• [TEXT EXTRACT]:
[BEGIN]
When the lid 30b is fixed to the base 30a, a sealant may be disposed between the base 30a and the lid 30b to prevent leakage of the coolant. Exemplifications of the sealant include a liquid gasket and an O-ring.

As long as the lid 30b is fixed to the base 30a, the flow path 31 is closed by a main surface 30d of the lid 30b. Removing the lid 30b by the unscrewing can open the flow path 31. Thereby, detaching the lid 30b allows access to the flow path 31 even after the completion of the wafer mount 10 according to the embodiment.

Although the cooling plate 30 is preferably made of a metal such as aluminum, it may be made of a ceramic or a composite of a metal and a ceramic.

The ceramic base 20 and the cooling plate 30 are bonded together through the bonding layer 40 by, for example, heat and pressure bonding of a laminated body obtained by adhering the ceramic base 20 to the cooling plate 30 before bonding via an adhesive layer such as an adhesive made of a resin, an adhesive sheet, a brazing filler metal, or a ceramic bond. The heat and pressure bonding is heating the laminated body at a predetermined temperature while applying pressure to the laminated body.

The wafer mount 10 further includes a first power feeder 50 that feeds power to the ESC electrode 21, and a second power feeder 60 that feeds power to the heater electrode 22.

The first power feeder 50 is disposed along the laminating direction of the ceramic base 20 and the cooling plate 30, and includes a feed terminal 51, an insulating component (sleeve) 52 surrounding the feed terminal 51, and a connector 53 disposed on one end of the feed terminal 51 and connected to the ESC electrode 21. A predetermined range of the first power feeder 50 on the connector 53 side is buried and fastened into the ceramic base 20 and the base 30a, while the remaining portion of the first power feeder 50 penetrates a through hole 33 of the cooling plate 30 and is exposed outside on the other end side. Then, the feed terminal 51 is electrically connected, on the other end side, to an ESC power supply 70 placed outside.

When the ESC power supply 70 applies a DC voltage to the ESC electrode 21 through the feed terminal 51 and the connector 53 with a wafer being disposed on the mounting surface 20a of the ceramic base 20, the wafer is electrostatically attracted to the mounting surface 20a.

Furthermore, the second power feeder 60 includes a feed terminal 61, an insulating component (sleeve) 62 surrounding the feed terminal 61, and a connector 63 disposed on one end of the feed terminal 61 and connected to the heater electrode 22. A predetermined range of the second power feeder 60 on the connector 63 side is buried and fastened into the ceramic base 20 and the base 30a, while the remaining portion of the second power feeder 60 penetrates a through hole 34 of the cooling plate 30 and is exposed outside on the other end side. Then, the feed terminal 61 is electrically connected, on the other end side, to a heater power supply 80 placed outside.

When the heater power supply 80 energizes the heater electrode 22 through the feed terminal 61 and the connector 63, the wafer mount 10 and further a wafer are heated.
[END]
• [SHORT PROBLEM]: Pick up the wafer mount description after its final sentence and keep writing it. The data that comes next is separate from the wafer mount description.

• [STORED ROWS]:
[BEGIN]
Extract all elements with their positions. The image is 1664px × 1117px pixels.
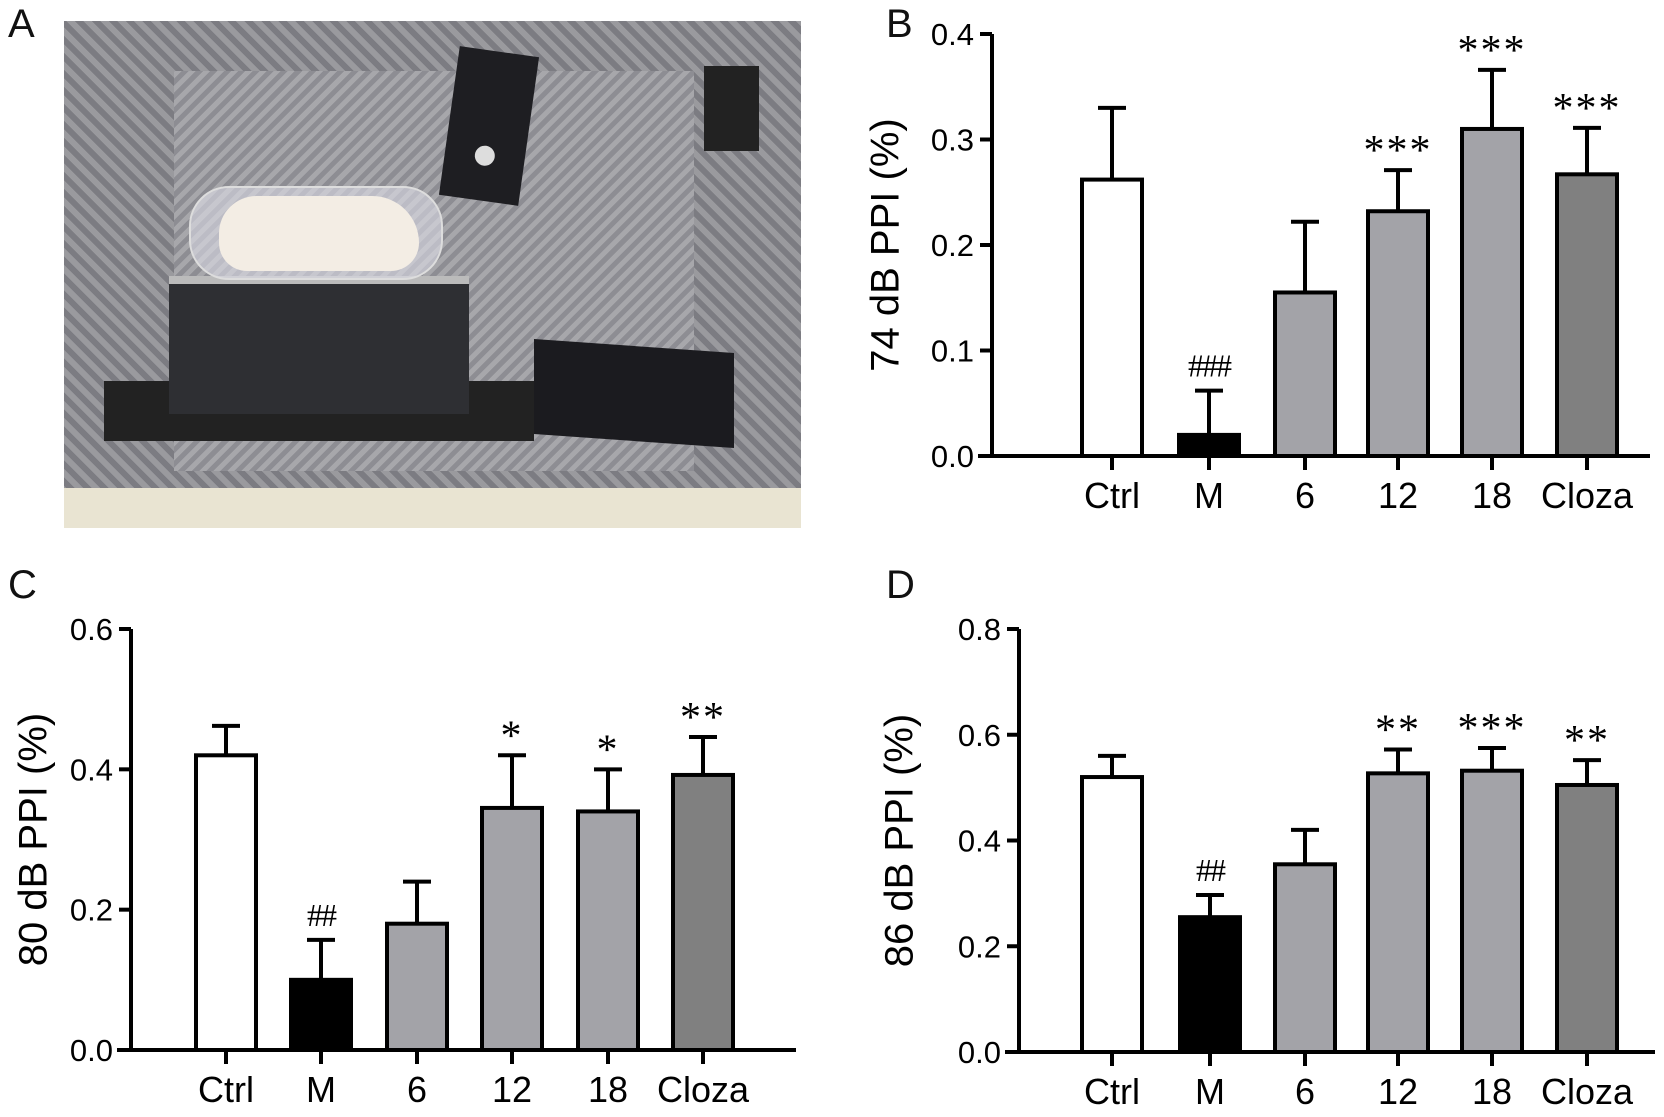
c-significance-label: * (597, 727, 620, 773)
b-x-tick-label: 12 (1378, 475, 1418, 516)
c-x-tick-label: Ctrl (198, 1069, 254, 1110)
b-bar-m (1177, 432, 1241, 458)
startle-chamber-photo (64, 21, 801, 528)
rat (219, 196, 419, 271)
d-significance-label: ** (1375, 708, 1421, 754)
d-y-tick-label: 0.0 (958, 1035, 1001, 1070)
c-bar-12 (480, 805, 544, 1052)
d-y-tick-label: 0.6 (958, 718, 1001, 753)
d-bar-6 (1273, 862, 1337, 1055)
b-significance-label: *** (1553, 86, 1622, 132)
c-y-tick-label: 0.2 (70, 893, 113, 928)
b-y-axis-title: 74 dB PPI (%) (864, 118, 908, 371)
b-y-tick-label: 0.4 (931, 17, 974, 52)
b-significance-label: ### (1188, 348, 1232, 384)
c-y-axis-title: 80 dB PPI (%) (12, 713, 56, 966)
d-y-tick-label: 0.2 (958, 929, 1001, 964)
d-significance-label: *** (1458, 706, 1527, 752)
c-y-tick-label: 0.4 (70, 752, 113, 787)
c-x-tick-label: 18 (588, 1069, 628, 1110)
b-x-tick-label: M (1194, 475, 1224, 516)
d-x-tick-label: 12 (1378, 1071, 1418, 1112)
d-significance-label: ## (1196, 852, 1226, 888)
c-y-tick-label: 0.6 (70, 612, 113, 647)
b-x-tick-label: Ctrl (1084, 475, 1140, 516)
b-bar-6 (1273, 290, 1337, 458)
panel-label-a: A (8, 2, 35, 46)
d-x-tick-label: M (1195, 1071, 1225, 1112)
d-y-tick-label: 0.8 (958, 612, 1001, 647)
b-y-tick-label: 0.2 (931, 228, 974, 263)
panel-label-c: C (8, 563, 37, 607)
c-significance-label: ## (307, 897, 337, 933)
b-y-tick-label: 0.3 (931, 123, 974, 158)
b-y-tick-label: 0.0 (931, 439, 974, 474)
d-x-tick-label: 18 (1472, 1071, 1512, 1112)
c-bar-m (289, 977, 353, 1052)
b-bar-12 (1366, 209, 1430, 458)
c-significance-label: * (501, 713, 524, 759)
c-bar-ctrl (194, 753, 258, 1052)
b-bar-18 (1460, 126, 1524, 458)
d-x-tick-label: Cloza (1541, 1071, 1634, 1112)
b-significance-label: *** (1458, 28, 1527, 74)
c-significance-label: ** (680, 695, 726, 741)
d-bar-cloza (1555, 782, 1619, 1054)
d-y-tick-label: 0.4 (958, 824, 1001, 859)
b-x-tick-label: 18 (1472, 475, 1512, 516)
b-bar-ctrl (1080, 177, 1144, 458)
floor (64, 488, 801, 528)
b-bar-cloza (1555, 172, 1619, 458)
panel-label-b: B (886, 2, 913, 46)
b-x-tick-label: Cloza (1541, 475, 1634, 516)
c-x-tick-label: 6 (407, 1069, 427, 1110)
b-significance-label: *** (1364, 128, 1433, 174)
c-bar-cloza (671, 772, 735, 1052)
d-bar-ctrl (1080, 775, 1144, 1054)
d-bar-m (1178, 915, 1242, 1055)
d-bar-18 (1460, 768, 1524, 1055)
c-x-tick-label: Cloza (657, 1069, 750, 1110)
sensor-box (169, 276, 469, 414)
d-bar-12 (1366, 771, 1430, 1054)
c-x-tick-label: M (306, 1069, 336, 1110)
panel-label-d: D (886, 563, 915, 607)
c-y-tick-label: 0.0 (70, 1033, 113, 1068)
b-x-tick-label: 6 (1295, 475, 1315, 516)
c-x-tick-label: 12 (492, 1069, 532, 1110)
d-x-tick-label: Ctrl (1084, 1071, 1140, 1112)
d-x-tick-label: 6 (1295, 1071, 1315, 1112)
d-significance-label: ** (1564, 718, 1610, 764)
fan (704, 66, 759, 151)
d-y-axis-title: 86 dB PPI (%) (878, 714, 922, 967)
c-bar-18 (576, 809, 640, 1053)
c-bar-6 (385, 921, 449, 1053)
b-y-tick-label: 0.1 (931, 334, 974, 369)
[END]
• [WRITTEN RESPONSE]:
Furthermore, a coolant entrance 35 penetrates the lid 30b at a predetermined position which communicates with the flow path 31 while the lid 30b is fixed to the base 30a. Although FIG. 1 illustrates only the single coolant entrance 35 to simplify the drawing, the coolant entrances 35 are actually formed at both ends of each of the grooves of the flow path 31. Each of the coolant entrances 35 is connected to a chiller unit 90 that cyclically supplies the coolant to the flow path 31.

A fin 32 is formed to protrude from at least one portion of the flow path 31. The fin 32 has a function of increasing a flow rate of the coolant at the disposed portion, thereby to locally increase the cooling efficiency. The shape and the size of the fin 32 are appropriately determined depending on a cooling state required for the disposed portion. The fin 32 may be made of a material identical to or different from that of the cooling plate 30. There may be a case that the fin 32 is not provided.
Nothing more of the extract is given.